Given request – Pictures aside, quote the whole listing exactly.

Data –

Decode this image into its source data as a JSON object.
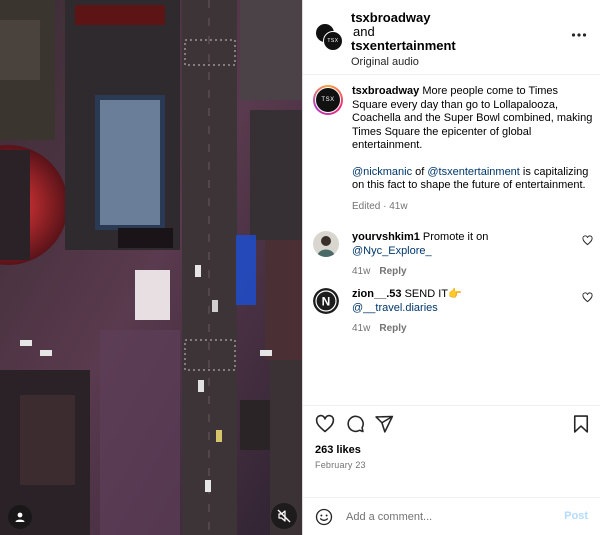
{
  "header": {
    "avatar_text": "TSX",
    "user1": "tsxbroadway",
    "joiner": "and",
    "user2": "tsxentertainment",
    "audio": "Original audio",
    "more_icon": "more-horizontal-icon"
  },
  "caption": {
    "avatar_text": "TSX",
    "username": "tsxbroadway",
    "paragraph1": "More people come to Times Square every day than go to Lollapalooza, Coachella and the Super Bowl combined, making Times Square the epicenter of global entertainment.",
    "mention1": "@nickmanic",
    "of_text": " of ",
    "mention2": "@tsxentertainment",
    "paragraph2_rest": " is capitalizing on this fact to shape the future of entertainment.",
    "meta": "Edited · 41w"
  },
  "comments": [
    {
      "username": "yourvshkim1",
      "text": " Promote it on ",
      "mention": "@Nyc_Explore_",
      "age": "41w",
      "reply_label": "Reply"
    },
    {
      "username": "zion__.53",
      "text": " SEND IT👉 ",
      "mention": "@__travel.diaries",
      "age": "41w",
      "reply_label": "Reply",
      "avatar_letter": "N"
    }
  ],
  "actions": {
    "likes": "263 likes",
    "date": "February 23",
    "icons": [
      "heart-icon",
      "comment-icon",
      "share-icon",
      "bookmark-icon"
    ]
  },
  "comment_box": {
    "placeholder": "Add a comment...",
    "post_label": "Post",
    "post_color": "#b3dbff"
  },
  "colors": {
    "link": "#00376b",
    "muted": "#737373",
    "border": "#dbdbdb"
  }
}
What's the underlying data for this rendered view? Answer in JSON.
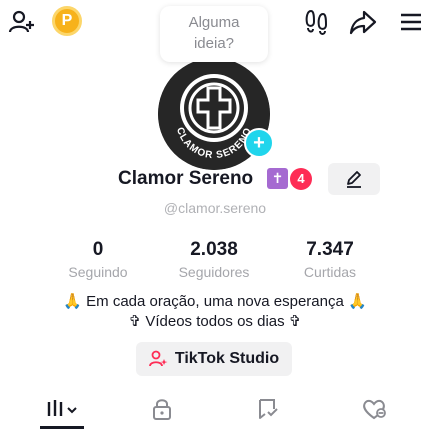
{
  "top_bar": {
    "add_user_icon": "add-user-icon",
    "coin_icon": "coin-icon",
    "coin_letter": "P",
    "idea_bubble_line1": "Alguma",
    "idea_bubble_line2": "ideia?",
    "footprints_icon": "footprints-icon",
    "share_icon": "share-icon",
    "menu_icon": "hamburger-menu-icon"
  },
  "profile": {
    "display_name": "Clamor Sereno",
    "badge_glyph": "✝",
    "notification_count": "4",
    "username": "@clamor.sereno",
    "avatar_text": "CLAMOR SERENO"
  },
  "stats": [
    {
      "value": "0",
      "label": "Seguindo"
    },
    {
      "value": "2.038",
      "label": "Seguidores"
    },
    {
      "value": "7.347",
      "label": "Curtidas"
    }
  ],
  "bio": {
    "line1": "🙏 Em cada oração, uma nova esperança 🙏",
    "line2": "✞ Vídeos todos os dias ✞"
  },
  "studio_button": {
    "label": "TikTok Studio"
  },
  "tabs": [
    {
      "icon": "videos-grid-icon",
      "active": true
    },
    {
      "icon": "lock-icon",
      "active": false
    },
    {
      "icon": "repost-icon",
      "active": false
    },
    {
      "icon": "liked-icon",
      "active": false
    }
  ],
  "colors": {
    "accent_red": "#fe2c55",
    "coin": "#F7B21B",
    "plus": "#20d5ec",
    "cross_badge": "#a56ad1"
  }
}
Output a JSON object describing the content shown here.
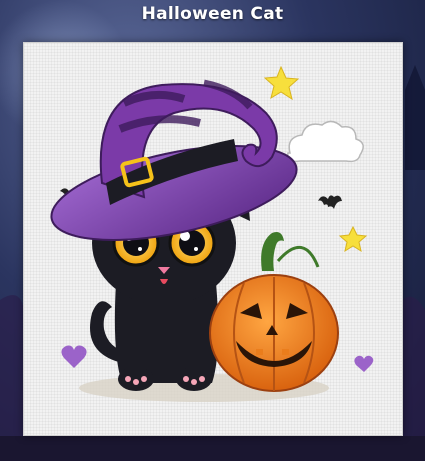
{
  "header": {
    "title": "Halloween Cat"
  },
  "artwork": {
    "subject": "cross-stitch-halloween-cat",
    "colors": {
      "hat_purple": "#7b3aa8",
      "hat_dark": "#3e1c5c",
      "cat_black": "#1c1c24",
      "eye_yellow": "#f6b51a",
      "pumpkin_orange": "#ea7d1c",
      "pumpkin_dark": "#9c4010",
      "stem_green": "#3f7a2a",
      "star_yellow": "#f7df3c",
      "heart_purple": "#9b63c9"
    }
  }
}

Right answer –
Decode this image into its source data as a JSON object.
{
  "header": {
    "avatar_text": "TSX",
    "user1": "tsxbroadway",
    "joiner": "and",
    "user2": "tsxentertainment",
    "audio": "Original audio",
    "more_icon": "more-horizontal-icon"
  },
  "caption": {
    "avatar_text": "TSX",
    "username": "tsxbroadway",
    "paragraph1": "More people come to Times Square every day than go to Lollapalooza, Coachella and the Super Bowl combined, making Times Square the epicenter of global entertainment.",
    "mention1": "@nickmanic",
    "of_text": " of ",
    "mention2": "@tsxentertainment",
    "paragraph2_rest": " is capitalizing on this fact to shape the future of entertainment.",
    "meta": "Edited · 41w"
  },
  "comments": [
    {
      "username": "yourvshkim1",
      "text": " Promote it on ",
      "mention": "@Nyc_Explore_",
      "age": "41w",
      "reply_label": "Reply"
    },
    {
      "username": "zion__.53",
      "text": " SEND IT👉 ",
      "mention": "@__travel.diaries",
      "age": "41w",
      "reply_label": "Reply",
      "avatar_letter": "N"
    }
  ],
  "actions": {
    "likes": "263 likes",
    "date": "February 23",
    "icons": [
      "heart-icon",
      "comment-icon",
      "share-icon",
      "bookmark-icon"
    ]
  },
  "comment_box": {
    "placeholder": "Add a comment...",
    "post_label": "Post",
    "post_color": "#b3dbff"
  },
  "colors": {
    "link": "#00376b",
    "muted": "#737373",
    "border": "#dbdbdb"
  }
}
What's the underlying data for this rendered view? Answer in JSON.
{
  "top_bar": {
    "add_user_icon": "add-user-icon",
    "coin_icon": "coin-icon",
    "coin_letter": "P",
    "idea_bubble_line1": "Alguma",
    "idea_bubble_line2": "ideia?",
    "footprints_icon": "footprints-icon",
    "share_icon": "share-icon",
    "menu_icon": "hamburger-menu-icon"
  },
  "profile": {
    "display_name": "Clamor Sereno",
    "badge_glyph": "✝",
    "notification_count": "4",
    "username": "@clamor.sereno",
    "avatar_text": "CLAMOR SERENO"
  },
  "stats": [
    {
      "value": "0",
      "label": "Seguindo"
    },
    {
      "value": "2.038",
      "label": "Seguidores"
    },
    {
      "value": "7.347",
      "label": "Curtidas"
    }
  ],
  "bio": {
    "line1": "🙏 Em cada oração, uma nova esperança 🙏",
    "line2": "✞ Vídeos todos os dias ✞"
  },
  "studio_button": {
    "label": "TikTok Studio"
  },
  "tabs": [
    {
      "icon": "videos-grid-icon",
      "active": true
    },
    {
      "icon": "lock-icon",
      "active": false
    },
    {
      "icon": "repost-icon",
      "active": false
    },
    {
      "icon": "liked-icon",
      "active": false
    }
  ],
  "colors": {
    "accent_red": "#fe2c55",
    "coin": "#F7B21B",
    "plus": "#20d5ec",
    "cross_badge": "#a56ad1"
  }
}
Output a JSON object describing the content shown here.
{
  "header": {
    "title": "Halloween Cat"
  },
  "artwork": {
    "subject": "cross-stitch-halloween-cat",
    "colors": {
      "hat_purple": "#7b3aa8",
      "hat_dark": "#3e1c5c",
      "cat_black": "#1c1c24",
      "eye_yellow": "#f6b51a",
      "pumpkin_orange": "#ea7d1c",
      "pumpkin_dark": "#9c4010",
      "stem_green": "#3f7a2a",
      "star_yellow": "#f7df3c",
      "heart_purple": "#9b63c9"
    }
  }
}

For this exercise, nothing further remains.